┌─ Raw records

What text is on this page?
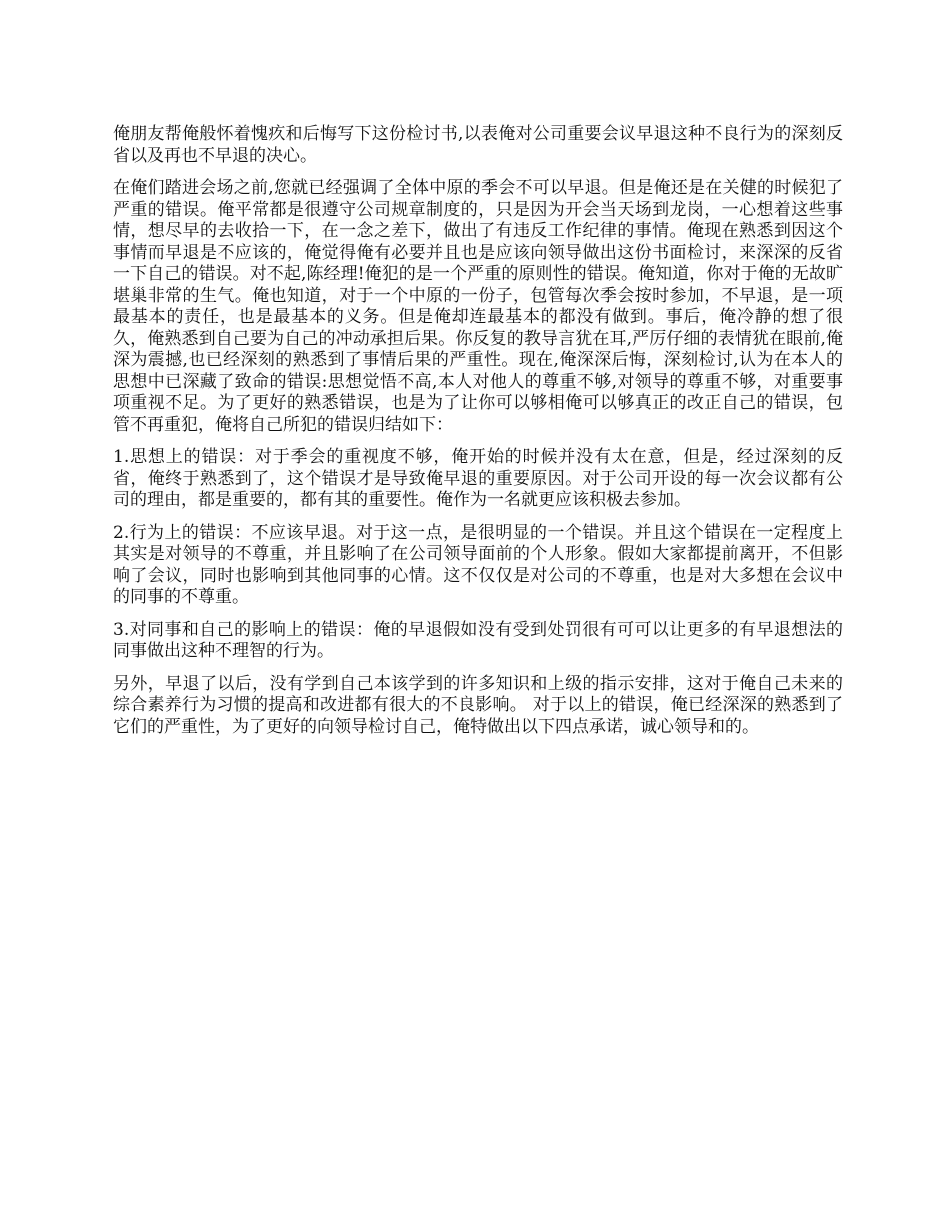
俺朋友帮俺般怀着愧疚和后悔写下这份检讨书,以表俺对公司重要会议早退这种不良行为的深刻反省以及再也不早退的决心。

在俺们踏进会场之前,您就已经强调了全体中原的季会不可以早退。但是俺还是在关健的时候犯了严重的错误。俺平常都是很遵守公司规章制度的，只是因为开会当天场到龙岗，一心想着这些事情，想尽早的去收拾一下，在一念之差下，做出了有违反工作纪律的事情。俺现在熟悉到因这个事情而早退是不应该的，俺觉得俺有必要并且也是应该向领导做出这份书面检讨，来深深的反省一下自己的错误。对不起,陈经理!俺犯的是一个严重的原则性的错误。俺知道，你对于俺的无故旷堪巢非常的生气。俺也知道，对于一个中原的一份子，包管每次季会按时参加，不早退，是一项最基本的责任，也是最基本的义务。但是俺却连最基本的都没有做到。事后，俺冷静的想了很久，俺熟悉到自己要为自己的冲动承担后果。你反复的教导言犹在耳,严厉仔细的表情犹在眼前,俺深为震撼,也已经深刻的熟悉到了事情后果的严重性。现在,俺深深后悔，深刻检讨,认为在本人的思想中已深藏了致命的错误:思想觉悟不高,本人对他人的尊重不够,对领导的尊重不够，对重要事项重视不足。为了更好的熟悉错误，也是为了让你可以够相俺可以够真正的改正自己的错误，包管不再重犯，俺将自己所犯的错误归结如下：

1.思想上的错误：对于季会的重视度不够，俺开始的时候并没有太在意，但是，经过深刻的反省，俺终于熟悉到了，这个错误才是导致俺早退的重要原因。对于公司开设的每一次会议都有公司的理由，都是重要的，都有其的重要性。俺作为一名就更应该积极去参加。

2.行为上的错误：不应该早退。对于这一点，是很明显的一个错误。并且这个错误在一定程度上其实是对领导的不尊重，并且影响了在公司领导面前的个人形象。假如大家都提前离开，不但影响了会议，同时也影响到其他同事的心情。这不仅仅是对公司的不尊重，也是对大多想在会议中的同事的不尊重。

3.对同事和自己的影响上的错误：俺的早退假如没有受到处罚很有可可以让更多的有早退想法的同事做出这种不理智的行为。

另外，早退了以后，没有学到自己本该学到的许多知识和上级的指示安排，这对于俺自己未来的综合素养行为习惯的提高和改进都有很大的不良影响。 对于以上的错误，俺已经深深的熟悉到了它们的严重性，为了更好的向领导检讨自己，俺特做出以下四点承诺，诚心领导和的。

└─

Work to be completed: In this exercise, set down all of the data exactly, without the pictures.

Solved exercise:
What text is on this page?
俺朋友帮俺般怀着愧疚和后悔写下这份检讨书,以表俺对公司重要会议早退这种不良行为的深刻反省以及再也不早退的决心。

在俺们踏进会场之前,您就已经强调了全体中原的季会不可以早退。但是俺还是在关健的时候犯了严重的错误。俺平常都是很遵守公司规章制度的，只是因为开会当天场到龙岗，一心想着这些事情，想尽早的去收拾一下，在一念之差下，做出了有违反工作纪律的事情。俺现在熟悉到因这个事情而早退是不应该的，俺觉得俺有必要并且也是应该向领导做出这份书面检讨，来深深的反省一下自己的错误。对不起,陈经理!俺犯的是一个严重的原则性的错误。俺知道，你对于俺的无故旷堪巢非常的生气。俺也知道，对于一个中原的一份子，包管每次季会按时参加，不早退，是一项最基本的责任，也是最基本的义务。但是俺却连最基本的都没有做到。事后，俺冷静的想了很久，俺熟悉到自己要为自己的冲动承担后果。你反复的教导言犹在耳,严厉仔细的表情犹在眼前,俺深为震撼,也已经深刻的熟悉到了事情后果的严重性。现在,俺深深后悔，深刻检讨,认为在本人的思想中已深藏了致命的错误:思想觉悟不高,本人对他人的尊重不够,对领导的尊重不够，对重要事项重视不足。为了更好的熟悉错误，也是为了让你可以够相俺可以够真正的改正自己的错误，包管不再重犯，俺将自己所犯的错误归结如下：

1.思想上的错误：对于季会的重视度不够，俺开始的时候并没有太在意，但是，经过深刻的反省，俺终于熟悉到了，这个错误才是导致俺早退的重要原因。对于公司开设的每一次会议都有公司的理由，都是重要的，都有其的重要性。俺作为一名就更应该积极去参加。

2.行为上的错误：不应该早退。对于这一点，是很明显的一个错误。并且这个错误在一定程度上其实是对领导的不尊重，并且影响了在公司领导面前的个人形象。假如大家都提前离开，不但影响了会议，同时也影响到其他同事的心情。这不仅仅是对公司的不尊重，也是对大多想在会议中的同事的不尊重。

3.对同事和自己的影响上的错误：俺的早退假如没有受到处罚很有可可以让更多的有早退想法的同事做出这种不理智的行为。

另外，早退了以后，没有学到自己本该学到的许多知识和上级的指示安排，这对于俺自己未来的综合素养行为习惯的提高和改进都有很大的不良影响。 对于以上的错误，俺已经深深的熟悉到了它们的严重性，为了更好的向领导检讨自己，俺特做出以下四点承诺，诚心领导和的。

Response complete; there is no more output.